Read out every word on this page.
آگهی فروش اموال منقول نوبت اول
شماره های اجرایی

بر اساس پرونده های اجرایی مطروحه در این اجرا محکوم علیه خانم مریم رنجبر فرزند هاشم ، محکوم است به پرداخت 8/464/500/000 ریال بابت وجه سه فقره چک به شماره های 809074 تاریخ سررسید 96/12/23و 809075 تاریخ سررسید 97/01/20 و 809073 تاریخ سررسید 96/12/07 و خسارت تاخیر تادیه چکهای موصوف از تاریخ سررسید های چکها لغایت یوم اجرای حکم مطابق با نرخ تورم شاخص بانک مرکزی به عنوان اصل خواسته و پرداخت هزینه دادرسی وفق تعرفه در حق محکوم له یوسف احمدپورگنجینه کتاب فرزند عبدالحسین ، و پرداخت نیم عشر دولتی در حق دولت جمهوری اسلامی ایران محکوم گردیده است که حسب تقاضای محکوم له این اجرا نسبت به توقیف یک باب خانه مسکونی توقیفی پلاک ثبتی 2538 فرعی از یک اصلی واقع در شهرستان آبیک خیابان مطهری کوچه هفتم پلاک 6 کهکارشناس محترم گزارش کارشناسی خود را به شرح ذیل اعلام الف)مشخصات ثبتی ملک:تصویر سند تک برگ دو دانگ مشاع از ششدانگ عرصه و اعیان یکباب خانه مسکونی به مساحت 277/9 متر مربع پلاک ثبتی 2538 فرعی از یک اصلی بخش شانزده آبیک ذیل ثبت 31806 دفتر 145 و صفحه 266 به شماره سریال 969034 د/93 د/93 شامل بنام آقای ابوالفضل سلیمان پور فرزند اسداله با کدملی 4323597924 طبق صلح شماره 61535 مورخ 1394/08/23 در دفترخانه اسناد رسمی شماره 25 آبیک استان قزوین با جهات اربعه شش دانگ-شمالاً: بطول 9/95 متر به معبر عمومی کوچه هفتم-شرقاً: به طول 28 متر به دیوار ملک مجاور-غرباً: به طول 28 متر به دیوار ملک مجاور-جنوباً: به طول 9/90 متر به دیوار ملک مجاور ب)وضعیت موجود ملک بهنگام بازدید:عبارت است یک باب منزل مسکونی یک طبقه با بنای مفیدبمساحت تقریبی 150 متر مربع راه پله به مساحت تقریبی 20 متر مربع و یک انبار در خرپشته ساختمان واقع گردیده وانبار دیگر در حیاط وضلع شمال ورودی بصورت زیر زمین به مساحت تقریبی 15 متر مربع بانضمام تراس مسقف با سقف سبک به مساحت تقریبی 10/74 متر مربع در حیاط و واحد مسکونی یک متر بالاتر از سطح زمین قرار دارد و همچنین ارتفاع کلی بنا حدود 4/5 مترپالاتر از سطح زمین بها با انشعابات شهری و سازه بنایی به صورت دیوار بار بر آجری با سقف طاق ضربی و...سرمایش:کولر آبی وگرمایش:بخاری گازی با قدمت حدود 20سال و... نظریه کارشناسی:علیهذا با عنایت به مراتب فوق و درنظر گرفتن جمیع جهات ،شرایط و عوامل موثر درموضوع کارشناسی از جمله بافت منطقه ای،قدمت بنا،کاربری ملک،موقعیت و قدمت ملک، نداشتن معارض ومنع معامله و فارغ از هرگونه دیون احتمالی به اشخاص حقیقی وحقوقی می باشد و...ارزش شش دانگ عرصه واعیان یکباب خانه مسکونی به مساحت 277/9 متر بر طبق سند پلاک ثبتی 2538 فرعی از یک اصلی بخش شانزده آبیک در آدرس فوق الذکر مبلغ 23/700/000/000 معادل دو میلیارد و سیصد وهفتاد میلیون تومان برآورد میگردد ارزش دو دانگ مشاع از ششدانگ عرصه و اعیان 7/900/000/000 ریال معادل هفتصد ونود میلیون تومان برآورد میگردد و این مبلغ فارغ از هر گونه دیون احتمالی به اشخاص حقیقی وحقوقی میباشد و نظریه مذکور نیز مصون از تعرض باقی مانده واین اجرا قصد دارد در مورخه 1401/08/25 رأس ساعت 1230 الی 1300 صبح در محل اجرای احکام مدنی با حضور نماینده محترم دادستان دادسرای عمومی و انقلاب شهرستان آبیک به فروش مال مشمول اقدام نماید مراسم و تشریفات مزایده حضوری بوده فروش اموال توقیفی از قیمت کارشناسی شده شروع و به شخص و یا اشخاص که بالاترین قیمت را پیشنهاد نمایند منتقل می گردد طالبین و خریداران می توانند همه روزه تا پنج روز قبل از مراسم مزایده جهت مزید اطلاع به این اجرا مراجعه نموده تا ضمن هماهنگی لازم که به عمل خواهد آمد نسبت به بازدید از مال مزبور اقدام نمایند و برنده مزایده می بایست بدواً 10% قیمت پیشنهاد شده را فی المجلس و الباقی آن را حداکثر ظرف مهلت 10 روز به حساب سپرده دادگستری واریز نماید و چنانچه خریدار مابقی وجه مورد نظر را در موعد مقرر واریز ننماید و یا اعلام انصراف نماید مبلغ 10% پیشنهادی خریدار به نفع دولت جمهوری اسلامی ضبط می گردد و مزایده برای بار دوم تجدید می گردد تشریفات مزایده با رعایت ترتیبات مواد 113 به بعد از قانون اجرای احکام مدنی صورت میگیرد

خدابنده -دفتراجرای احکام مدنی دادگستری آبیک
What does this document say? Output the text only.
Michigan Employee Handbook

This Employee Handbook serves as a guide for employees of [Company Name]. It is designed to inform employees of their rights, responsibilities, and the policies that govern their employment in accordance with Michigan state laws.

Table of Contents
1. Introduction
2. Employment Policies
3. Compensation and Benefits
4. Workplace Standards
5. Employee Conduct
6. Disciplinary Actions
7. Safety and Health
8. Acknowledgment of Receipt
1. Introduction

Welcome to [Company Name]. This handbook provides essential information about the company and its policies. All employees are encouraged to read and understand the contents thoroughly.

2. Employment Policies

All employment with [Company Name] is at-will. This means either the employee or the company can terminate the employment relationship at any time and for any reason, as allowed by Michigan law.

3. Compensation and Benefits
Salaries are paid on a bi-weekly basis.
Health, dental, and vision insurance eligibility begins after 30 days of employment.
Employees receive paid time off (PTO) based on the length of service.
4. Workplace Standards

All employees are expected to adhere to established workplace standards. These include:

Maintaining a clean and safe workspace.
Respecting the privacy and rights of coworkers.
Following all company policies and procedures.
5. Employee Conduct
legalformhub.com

§

WHAT NEEDS TO BE DONE » Find every line in the entries that includes the word "with", then state how many there are and nothing else.

WORKED SOLUTION » 2